[WRITTEN INSTRUCTION] Check each line of the listing below for the string "title", and copy the ones that have it.

[GIVEN DATA]
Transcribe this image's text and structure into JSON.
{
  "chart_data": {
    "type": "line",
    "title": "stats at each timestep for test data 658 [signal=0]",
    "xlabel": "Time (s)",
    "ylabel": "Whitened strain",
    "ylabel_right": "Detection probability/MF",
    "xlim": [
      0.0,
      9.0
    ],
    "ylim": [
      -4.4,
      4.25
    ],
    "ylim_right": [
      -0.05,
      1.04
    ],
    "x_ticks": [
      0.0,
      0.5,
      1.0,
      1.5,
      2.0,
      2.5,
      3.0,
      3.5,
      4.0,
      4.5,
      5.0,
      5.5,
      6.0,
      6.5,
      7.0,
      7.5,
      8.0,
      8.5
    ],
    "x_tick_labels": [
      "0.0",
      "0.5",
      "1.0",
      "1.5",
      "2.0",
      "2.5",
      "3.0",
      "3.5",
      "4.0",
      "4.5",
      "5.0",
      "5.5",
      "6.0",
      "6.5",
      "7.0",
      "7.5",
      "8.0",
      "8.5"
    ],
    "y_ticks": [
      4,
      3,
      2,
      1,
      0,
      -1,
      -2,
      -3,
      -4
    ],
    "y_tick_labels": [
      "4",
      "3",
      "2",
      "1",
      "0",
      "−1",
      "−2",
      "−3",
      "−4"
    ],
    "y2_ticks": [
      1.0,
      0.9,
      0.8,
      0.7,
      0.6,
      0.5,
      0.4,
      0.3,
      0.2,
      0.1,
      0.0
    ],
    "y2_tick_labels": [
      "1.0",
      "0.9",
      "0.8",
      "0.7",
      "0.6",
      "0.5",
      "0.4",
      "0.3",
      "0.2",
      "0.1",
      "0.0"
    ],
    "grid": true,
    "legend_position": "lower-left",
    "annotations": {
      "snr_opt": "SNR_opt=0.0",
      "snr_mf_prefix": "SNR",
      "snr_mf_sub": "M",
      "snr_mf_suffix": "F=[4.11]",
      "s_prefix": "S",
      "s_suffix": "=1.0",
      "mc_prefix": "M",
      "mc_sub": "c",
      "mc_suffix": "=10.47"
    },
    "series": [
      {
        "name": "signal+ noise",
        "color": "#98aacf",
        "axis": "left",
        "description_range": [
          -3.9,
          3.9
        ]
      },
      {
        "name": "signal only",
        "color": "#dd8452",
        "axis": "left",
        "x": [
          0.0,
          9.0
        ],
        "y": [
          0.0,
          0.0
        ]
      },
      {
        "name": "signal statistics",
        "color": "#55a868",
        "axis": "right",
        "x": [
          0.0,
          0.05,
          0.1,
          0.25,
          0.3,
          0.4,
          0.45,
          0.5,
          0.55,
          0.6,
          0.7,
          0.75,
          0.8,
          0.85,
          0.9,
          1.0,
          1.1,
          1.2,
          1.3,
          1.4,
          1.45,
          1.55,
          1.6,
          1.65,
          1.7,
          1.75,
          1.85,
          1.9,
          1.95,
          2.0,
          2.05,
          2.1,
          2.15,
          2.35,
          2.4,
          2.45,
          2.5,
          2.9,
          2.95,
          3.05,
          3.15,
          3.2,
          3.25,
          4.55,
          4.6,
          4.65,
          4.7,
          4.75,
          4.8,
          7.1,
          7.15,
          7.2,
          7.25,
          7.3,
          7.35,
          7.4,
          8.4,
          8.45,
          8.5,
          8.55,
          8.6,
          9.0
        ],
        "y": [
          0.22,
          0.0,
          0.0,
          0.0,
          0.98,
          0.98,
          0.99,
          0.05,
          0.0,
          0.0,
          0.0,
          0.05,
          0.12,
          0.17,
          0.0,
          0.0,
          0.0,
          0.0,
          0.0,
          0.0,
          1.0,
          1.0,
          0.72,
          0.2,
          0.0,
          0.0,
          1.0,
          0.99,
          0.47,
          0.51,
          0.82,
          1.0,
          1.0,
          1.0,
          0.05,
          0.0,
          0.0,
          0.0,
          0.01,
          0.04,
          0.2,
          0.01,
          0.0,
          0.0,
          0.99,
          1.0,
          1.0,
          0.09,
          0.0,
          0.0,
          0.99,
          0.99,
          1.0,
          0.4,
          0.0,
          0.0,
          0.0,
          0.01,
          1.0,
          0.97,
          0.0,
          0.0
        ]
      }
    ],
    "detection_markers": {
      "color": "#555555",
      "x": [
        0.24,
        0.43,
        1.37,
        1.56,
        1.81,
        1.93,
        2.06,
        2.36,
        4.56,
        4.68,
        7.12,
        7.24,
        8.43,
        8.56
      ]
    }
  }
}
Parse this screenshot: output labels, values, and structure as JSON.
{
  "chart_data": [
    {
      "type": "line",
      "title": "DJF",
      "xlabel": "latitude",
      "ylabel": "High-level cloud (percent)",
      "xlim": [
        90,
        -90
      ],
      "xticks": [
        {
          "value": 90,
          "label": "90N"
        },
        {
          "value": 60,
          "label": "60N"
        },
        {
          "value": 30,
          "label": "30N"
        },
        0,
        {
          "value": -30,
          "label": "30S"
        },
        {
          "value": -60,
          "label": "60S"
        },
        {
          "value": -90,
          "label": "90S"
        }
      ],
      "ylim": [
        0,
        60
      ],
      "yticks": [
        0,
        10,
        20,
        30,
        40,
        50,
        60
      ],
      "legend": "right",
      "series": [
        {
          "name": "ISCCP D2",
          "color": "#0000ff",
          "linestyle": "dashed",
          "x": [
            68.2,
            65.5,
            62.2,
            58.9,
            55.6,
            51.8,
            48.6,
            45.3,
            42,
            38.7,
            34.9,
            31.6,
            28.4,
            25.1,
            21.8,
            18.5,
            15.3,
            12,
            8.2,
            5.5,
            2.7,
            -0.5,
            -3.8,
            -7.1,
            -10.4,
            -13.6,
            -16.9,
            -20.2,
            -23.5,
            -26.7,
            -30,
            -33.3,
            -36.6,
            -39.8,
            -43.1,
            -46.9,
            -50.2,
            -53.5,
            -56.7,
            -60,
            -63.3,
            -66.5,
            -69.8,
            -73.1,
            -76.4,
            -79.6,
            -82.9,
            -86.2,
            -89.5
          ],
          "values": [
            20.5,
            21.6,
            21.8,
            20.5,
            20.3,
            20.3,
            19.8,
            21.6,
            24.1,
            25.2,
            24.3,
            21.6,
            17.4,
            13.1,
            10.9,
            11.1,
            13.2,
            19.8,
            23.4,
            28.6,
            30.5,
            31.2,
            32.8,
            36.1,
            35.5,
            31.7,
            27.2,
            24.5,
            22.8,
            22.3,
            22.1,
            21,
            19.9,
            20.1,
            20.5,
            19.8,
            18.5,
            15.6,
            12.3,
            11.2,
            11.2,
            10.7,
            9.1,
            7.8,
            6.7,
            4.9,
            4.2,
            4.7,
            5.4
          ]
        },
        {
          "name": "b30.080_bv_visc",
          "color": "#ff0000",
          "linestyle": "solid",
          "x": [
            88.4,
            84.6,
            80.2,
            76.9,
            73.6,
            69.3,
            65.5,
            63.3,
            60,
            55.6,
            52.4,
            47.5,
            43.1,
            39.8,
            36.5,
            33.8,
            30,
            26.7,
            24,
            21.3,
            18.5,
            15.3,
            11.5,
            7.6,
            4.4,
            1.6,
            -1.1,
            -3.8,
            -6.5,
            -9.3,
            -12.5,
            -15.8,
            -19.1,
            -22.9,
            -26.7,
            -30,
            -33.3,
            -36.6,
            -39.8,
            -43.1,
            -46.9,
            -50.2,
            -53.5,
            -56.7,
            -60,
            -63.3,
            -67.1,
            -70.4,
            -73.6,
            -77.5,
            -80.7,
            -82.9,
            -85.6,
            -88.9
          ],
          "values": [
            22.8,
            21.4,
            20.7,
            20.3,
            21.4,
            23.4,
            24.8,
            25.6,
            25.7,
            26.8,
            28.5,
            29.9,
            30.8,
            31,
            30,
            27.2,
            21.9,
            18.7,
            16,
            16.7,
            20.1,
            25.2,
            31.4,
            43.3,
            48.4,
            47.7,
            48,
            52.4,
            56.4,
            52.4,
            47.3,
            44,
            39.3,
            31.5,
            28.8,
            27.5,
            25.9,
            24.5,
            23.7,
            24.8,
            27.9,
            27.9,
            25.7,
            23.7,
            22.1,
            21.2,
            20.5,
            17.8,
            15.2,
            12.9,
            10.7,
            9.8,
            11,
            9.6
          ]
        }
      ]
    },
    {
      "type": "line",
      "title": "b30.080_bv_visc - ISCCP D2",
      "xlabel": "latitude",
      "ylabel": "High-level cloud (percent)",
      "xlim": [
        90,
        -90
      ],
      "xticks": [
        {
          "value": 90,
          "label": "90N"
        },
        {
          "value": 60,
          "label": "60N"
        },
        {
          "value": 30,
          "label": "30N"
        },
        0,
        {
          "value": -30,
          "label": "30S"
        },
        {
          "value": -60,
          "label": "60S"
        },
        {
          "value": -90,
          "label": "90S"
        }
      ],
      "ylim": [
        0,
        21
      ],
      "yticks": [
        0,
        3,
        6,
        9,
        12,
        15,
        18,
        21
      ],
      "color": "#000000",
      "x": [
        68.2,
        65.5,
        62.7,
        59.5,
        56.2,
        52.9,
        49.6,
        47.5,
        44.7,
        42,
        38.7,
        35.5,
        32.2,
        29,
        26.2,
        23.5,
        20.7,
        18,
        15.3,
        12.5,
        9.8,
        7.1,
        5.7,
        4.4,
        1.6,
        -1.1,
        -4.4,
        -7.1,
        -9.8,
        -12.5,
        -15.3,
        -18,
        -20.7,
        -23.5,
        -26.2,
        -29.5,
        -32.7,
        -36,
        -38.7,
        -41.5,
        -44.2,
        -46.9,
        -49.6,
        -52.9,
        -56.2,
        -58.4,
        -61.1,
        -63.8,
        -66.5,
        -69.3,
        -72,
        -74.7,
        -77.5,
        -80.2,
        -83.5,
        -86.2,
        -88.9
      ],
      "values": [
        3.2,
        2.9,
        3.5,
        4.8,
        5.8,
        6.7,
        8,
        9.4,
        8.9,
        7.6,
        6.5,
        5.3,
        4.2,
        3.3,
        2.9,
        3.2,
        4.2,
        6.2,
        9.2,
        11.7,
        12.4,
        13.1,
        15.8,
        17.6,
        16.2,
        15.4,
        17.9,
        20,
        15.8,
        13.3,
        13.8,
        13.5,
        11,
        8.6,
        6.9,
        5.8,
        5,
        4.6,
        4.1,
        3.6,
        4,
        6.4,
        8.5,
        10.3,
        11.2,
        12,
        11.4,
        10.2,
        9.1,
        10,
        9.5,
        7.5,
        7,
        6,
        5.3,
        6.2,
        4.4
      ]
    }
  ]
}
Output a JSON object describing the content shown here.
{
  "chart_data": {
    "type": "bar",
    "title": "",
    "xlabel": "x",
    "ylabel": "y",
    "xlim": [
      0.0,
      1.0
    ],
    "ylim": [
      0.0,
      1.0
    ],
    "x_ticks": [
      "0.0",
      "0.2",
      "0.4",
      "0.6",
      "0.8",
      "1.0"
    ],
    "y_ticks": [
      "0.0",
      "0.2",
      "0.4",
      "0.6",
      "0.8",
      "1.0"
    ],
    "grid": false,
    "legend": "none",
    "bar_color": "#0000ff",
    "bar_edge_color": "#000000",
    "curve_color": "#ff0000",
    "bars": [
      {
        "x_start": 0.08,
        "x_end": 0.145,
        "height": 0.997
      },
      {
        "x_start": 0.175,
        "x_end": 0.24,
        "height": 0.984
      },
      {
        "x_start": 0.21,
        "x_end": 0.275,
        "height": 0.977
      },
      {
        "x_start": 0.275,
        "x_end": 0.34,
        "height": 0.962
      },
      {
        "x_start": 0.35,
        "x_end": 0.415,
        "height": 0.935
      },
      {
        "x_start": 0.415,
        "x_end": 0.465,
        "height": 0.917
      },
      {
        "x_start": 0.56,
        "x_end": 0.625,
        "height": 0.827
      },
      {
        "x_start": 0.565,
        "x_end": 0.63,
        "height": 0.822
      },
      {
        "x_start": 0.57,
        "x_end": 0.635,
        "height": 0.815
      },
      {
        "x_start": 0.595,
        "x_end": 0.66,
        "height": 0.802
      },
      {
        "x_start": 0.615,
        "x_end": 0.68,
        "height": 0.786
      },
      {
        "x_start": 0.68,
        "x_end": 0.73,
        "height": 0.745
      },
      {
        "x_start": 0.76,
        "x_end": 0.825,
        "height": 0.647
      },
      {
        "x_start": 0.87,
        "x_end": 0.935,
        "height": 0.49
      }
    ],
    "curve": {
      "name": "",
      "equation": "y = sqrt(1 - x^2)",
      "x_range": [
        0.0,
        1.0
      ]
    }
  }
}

[THE REPLY]
    "title": "stats at each timestep for test data 658 [signal=0]",
      "title": "DJF",
      "title": "b30.080_bv_visc - ISCCP D2",
    "title": "",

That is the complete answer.